» Available records
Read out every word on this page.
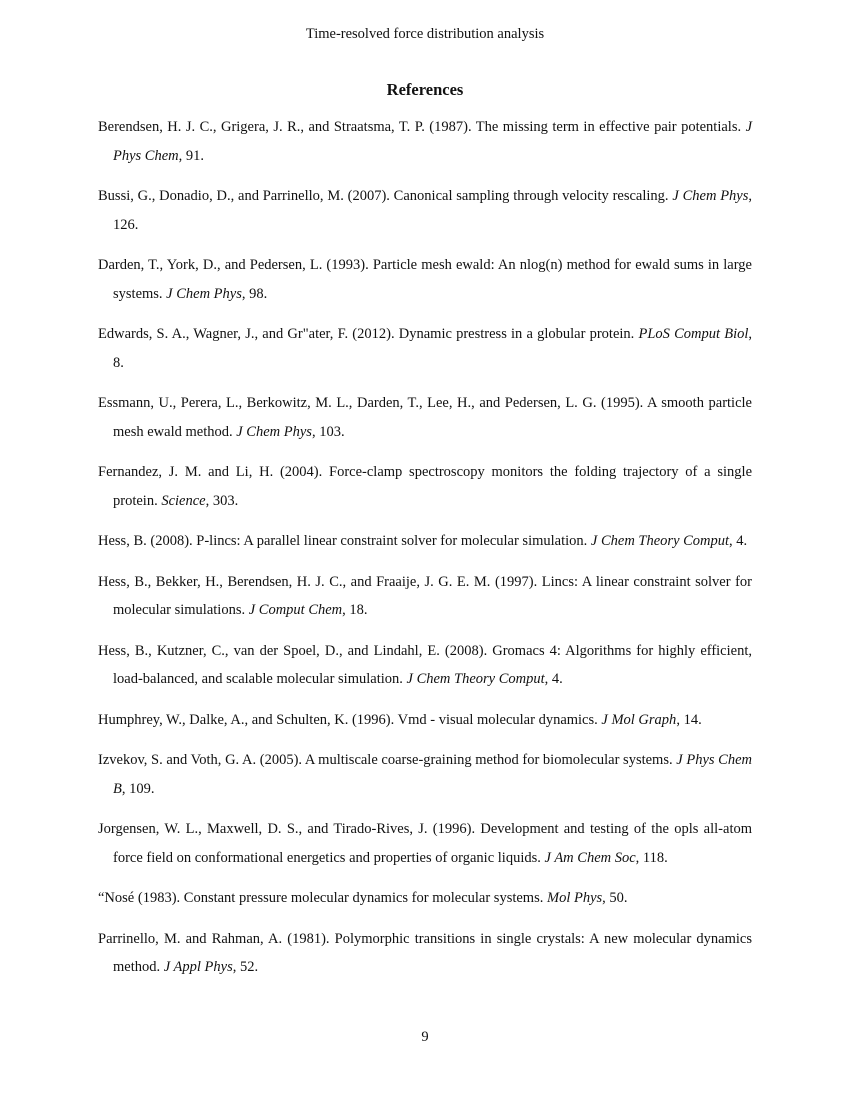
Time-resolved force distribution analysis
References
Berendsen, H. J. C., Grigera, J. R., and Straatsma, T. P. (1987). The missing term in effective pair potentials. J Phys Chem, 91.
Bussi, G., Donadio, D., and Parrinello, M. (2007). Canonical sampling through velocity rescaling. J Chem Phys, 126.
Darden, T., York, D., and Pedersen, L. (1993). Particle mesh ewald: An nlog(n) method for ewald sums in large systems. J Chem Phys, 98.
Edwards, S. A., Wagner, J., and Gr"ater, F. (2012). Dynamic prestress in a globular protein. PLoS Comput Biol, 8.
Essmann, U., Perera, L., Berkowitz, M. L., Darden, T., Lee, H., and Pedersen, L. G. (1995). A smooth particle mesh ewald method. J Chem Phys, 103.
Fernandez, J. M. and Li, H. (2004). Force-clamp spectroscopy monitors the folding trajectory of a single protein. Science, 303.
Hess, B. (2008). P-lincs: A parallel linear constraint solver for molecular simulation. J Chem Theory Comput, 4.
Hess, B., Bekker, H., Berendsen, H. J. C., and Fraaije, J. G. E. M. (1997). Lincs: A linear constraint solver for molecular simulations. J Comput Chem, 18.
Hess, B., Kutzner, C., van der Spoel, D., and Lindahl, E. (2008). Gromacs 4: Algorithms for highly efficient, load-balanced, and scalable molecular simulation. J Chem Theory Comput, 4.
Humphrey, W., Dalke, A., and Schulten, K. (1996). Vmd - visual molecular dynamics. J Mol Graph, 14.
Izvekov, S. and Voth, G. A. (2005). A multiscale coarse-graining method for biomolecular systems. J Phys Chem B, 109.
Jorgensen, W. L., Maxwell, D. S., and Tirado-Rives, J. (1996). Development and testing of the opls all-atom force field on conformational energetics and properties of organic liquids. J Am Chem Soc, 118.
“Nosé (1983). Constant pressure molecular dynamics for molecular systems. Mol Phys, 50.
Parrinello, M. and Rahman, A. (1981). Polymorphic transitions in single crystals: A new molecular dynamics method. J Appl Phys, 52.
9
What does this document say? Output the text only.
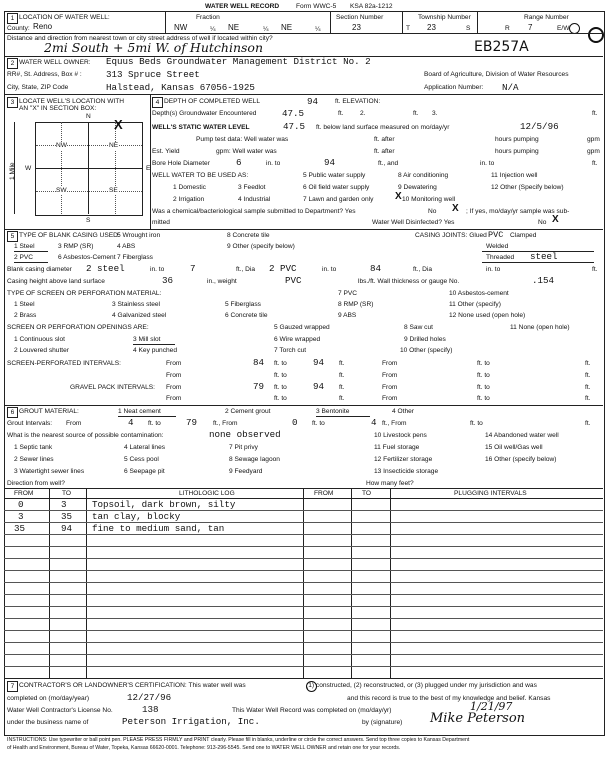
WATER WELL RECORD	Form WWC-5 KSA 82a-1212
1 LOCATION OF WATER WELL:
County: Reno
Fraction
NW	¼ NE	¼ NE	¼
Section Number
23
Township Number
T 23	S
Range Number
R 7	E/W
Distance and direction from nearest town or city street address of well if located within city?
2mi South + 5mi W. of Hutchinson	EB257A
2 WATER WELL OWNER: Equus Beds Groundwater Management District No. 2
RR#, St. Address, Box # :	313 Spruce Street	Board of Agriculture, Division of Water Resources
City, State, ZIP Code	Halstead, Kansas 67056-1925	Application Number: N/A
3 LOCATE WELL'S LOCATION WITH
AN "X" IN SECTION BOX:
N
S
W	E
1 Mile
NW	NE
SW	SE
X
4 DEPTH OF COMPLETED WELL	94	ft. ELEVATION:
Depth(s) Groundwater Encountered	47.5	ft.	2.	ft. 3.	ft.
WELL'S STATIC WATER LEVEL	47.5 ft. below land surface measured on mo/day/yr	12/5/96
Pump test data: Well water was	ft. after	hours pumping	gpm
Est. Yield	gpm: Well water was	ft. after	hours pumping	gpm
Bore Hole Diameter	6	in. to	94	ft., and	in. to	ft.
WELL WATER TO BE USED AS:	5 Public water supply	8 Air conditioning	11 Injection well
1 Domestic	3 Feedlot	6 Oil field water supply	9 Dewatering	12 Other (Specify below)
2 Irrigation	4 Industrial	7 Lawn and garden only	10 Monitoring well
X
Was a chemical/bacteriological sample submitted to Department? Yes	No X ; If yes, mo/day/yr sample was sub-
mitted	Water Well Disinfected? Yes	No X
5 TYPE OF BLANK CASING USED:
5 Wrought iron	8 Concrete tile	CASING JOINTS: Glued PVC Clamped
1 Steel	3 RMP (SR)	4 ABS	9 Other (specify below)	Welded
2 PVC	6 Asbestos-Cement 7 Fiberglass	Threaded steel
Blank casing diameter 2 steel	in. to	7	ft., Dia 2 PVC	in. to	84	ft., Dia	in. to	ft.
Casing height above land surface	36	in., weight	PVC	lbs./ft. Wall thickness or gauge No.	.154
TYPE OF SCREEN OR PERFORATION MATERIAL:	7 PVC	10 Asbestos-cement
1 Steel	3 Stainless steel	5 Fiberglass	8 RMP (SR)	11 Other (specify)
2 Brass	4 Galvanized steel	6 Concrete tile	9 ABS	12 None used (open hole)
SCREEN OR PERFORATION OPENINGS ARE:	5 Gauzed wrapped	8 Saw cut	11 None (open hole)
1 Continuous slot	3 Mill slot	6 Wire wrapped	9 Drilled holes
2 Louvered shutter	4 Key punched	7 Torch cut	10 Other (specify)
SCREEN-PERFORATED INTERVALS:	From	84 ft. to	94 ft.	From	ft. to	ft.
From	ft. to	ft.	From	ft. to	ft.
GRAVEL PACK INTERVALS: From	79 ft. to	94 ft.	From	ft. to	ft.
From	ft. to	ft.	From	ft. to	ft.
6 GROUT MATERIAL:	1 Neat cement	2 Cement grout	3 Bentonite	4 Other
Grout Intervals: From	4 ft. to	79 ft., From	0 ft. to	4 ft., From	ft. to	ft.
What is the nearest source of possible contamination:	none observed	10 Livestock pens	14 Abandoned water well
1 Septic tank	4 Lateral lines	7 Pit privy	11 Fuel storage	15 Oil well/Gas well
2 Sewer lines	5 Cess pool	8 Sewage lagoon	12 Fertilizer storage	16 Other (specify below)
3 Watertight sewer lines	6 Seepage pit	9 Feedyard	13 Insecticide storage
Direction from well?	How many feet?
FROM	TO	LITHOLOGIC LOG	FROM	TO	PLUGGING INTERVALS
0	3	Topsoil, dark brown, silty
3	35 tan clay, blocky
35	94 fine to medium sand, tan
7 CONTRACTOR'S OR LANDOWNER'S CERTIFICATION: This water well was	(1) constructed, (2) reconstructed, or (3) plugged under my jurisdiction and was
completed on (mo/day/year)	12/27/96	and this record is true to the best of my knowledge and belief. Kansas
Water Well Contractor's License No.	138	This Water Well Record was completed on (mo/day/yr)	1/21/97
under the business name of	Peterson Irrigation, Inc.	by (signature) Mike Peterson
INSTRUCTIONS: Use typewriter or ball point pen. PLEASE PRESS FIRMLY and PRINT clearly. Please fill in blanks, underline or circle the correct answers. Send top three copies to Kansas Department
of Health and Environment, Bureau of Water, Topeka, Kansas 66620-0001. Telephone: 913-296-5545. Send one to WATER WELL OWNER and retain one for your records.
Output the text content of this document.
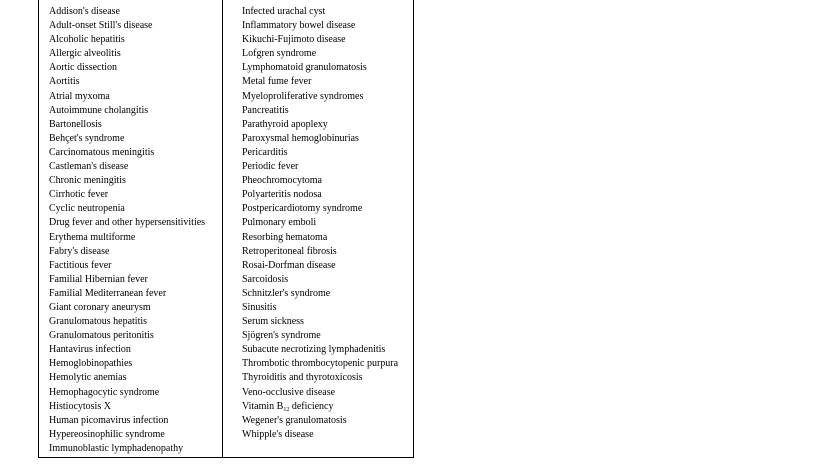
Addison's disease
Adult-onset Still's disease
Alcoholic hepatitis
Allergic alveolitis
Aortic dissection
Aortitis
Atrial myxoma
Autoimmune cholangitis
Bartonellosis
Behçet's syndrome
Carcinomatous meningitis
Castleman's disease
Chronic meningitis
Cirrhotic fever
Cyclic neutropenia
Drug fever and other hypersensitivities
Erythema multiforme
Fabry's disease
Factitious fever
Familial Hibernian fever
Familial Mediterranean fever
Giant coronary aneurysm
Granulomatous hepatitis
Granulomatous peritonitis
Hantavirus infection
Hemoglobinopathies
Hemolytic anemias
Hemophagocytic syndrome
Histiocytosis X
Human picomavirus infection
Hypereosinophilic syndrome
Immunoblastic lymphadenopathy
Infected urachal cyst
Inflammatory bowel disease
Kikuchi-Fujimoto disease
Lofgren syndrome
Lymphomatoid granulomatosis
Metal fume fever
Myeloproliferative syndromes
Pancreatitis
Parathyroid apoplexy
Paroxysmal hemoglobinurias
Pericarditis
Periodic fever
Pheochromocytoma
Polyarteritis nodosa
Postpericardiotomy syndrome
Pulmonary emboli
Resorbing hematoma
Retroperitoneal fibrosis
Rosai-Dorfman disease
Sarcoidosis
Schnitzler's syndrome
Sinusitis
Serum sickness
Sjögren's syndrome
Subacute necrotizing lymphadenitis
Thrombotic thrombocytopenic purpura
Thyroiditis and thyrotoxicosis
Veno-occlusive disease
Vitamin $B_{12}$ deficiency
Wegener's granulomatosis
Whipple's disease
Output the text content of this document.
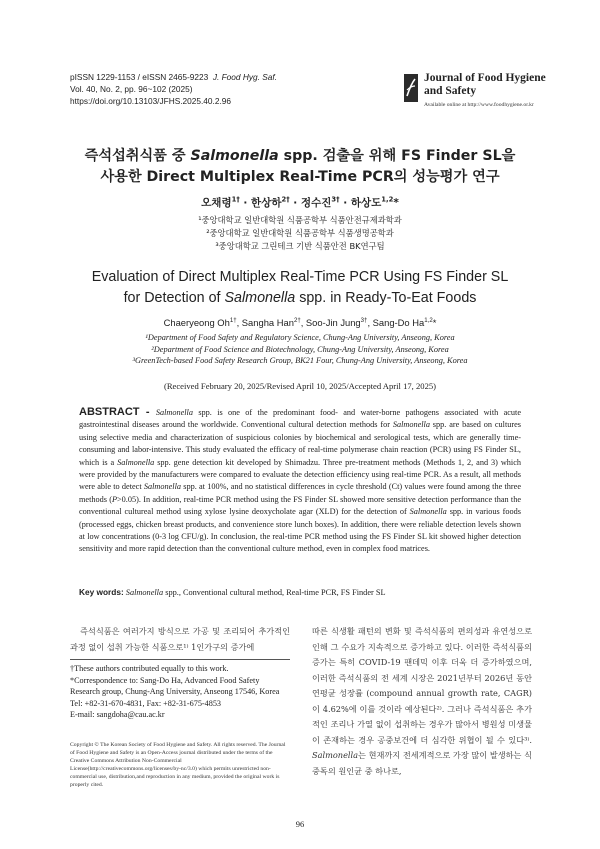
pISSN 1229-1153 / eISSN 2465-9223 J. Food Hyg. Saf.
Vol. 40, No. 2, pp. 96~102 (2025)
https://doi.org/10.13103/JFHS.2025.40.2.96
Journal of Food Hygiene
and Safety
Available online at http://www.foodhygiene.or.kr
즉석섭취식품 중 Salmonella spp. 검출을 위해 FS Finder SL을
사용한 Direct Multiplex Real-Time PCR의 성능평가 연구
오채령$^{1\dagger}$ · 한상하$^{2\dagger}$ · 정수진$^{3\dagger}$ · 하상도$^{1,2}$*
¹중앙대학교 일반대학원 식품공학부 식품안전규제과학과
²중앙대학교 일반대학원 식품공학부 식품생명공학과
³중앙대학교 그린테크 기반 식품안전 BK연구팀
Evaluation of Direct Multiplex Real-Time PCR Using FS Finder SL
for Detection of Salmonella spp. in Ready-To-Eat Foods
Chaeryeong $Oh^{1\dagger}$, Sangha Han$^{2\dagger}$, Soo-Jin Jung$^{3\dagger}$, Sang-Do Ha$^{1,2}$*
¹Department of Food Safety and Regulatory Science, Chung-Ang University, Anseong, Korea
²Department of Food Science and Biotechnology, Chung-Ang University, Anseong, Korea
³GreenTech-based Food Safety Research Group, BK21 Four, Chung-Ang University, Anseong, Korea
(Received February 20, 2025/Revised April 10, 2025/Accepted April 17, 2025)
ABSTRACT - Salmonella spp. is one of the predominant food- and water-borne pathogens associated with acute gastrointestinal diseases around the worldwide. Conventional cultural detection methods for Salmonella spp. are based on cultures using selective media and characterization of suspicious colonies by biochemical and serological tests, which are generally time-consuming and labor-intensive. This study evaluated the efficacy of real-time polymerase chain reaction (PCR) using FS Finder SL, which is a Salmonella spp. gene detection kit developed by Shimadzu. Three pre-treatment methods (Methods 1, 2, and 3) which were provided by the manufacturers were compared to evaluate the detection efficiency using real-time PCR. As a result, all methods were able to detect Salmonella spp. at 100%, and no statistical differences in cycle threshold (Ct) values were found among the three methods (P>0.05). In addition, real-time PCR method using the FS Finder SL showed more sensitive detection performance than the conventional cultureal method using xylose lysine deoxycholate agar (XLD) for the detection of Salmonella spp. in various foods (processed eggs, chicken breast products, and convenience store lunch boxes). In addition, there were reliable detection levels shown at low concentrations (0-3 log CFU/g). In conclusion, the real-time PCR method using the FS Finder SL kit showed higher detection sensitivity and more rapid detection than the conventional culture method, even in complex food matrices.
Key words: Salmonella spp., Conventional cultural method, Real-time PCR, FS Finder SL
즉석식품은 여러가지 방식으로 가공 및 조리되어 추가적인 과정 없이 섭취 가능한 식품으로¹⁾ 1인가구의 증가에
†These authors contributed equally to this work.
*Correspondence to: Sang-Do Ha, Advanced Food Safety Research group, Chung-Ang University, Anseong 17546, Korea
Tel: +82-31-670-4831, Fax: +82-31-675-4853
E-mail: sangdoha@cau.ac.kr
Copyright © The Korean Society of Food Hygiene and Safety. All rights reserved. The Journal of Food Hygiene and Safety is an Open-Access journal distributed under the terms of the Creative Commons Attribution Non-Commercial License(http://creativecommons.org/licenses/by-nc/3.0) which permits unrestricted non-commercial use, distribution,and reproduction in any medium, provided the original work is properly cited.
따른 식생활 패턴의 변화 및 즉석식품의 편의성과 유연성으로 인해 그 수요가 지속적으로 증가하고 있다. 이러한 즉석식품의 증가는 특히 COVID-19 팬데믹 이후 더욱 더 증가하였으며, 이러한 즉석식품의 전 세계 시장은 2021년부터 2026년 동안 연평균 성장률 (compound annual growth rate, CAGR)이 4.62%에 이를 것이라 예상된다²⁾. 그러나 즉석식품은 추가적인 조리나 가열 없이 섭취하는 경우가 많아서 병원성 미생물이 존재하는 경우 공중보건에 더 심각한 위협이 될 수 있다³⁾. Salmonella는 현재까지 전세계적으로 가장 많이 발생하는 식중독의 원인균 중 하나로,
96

» Task to carry out
Within the entries, find all lines that contain "single" and copy each one.

» Task answer
Fernandez, J. M. and Li, H. (2004). Force-clamp spectroscopy monitors the folding trajectory of a single protein. Science, 303.
Parrinello, M. and Rahman, A. (1981). Polymorphic transitions in single crystals: A new molecular dynamics method. J Appl Phys, 52.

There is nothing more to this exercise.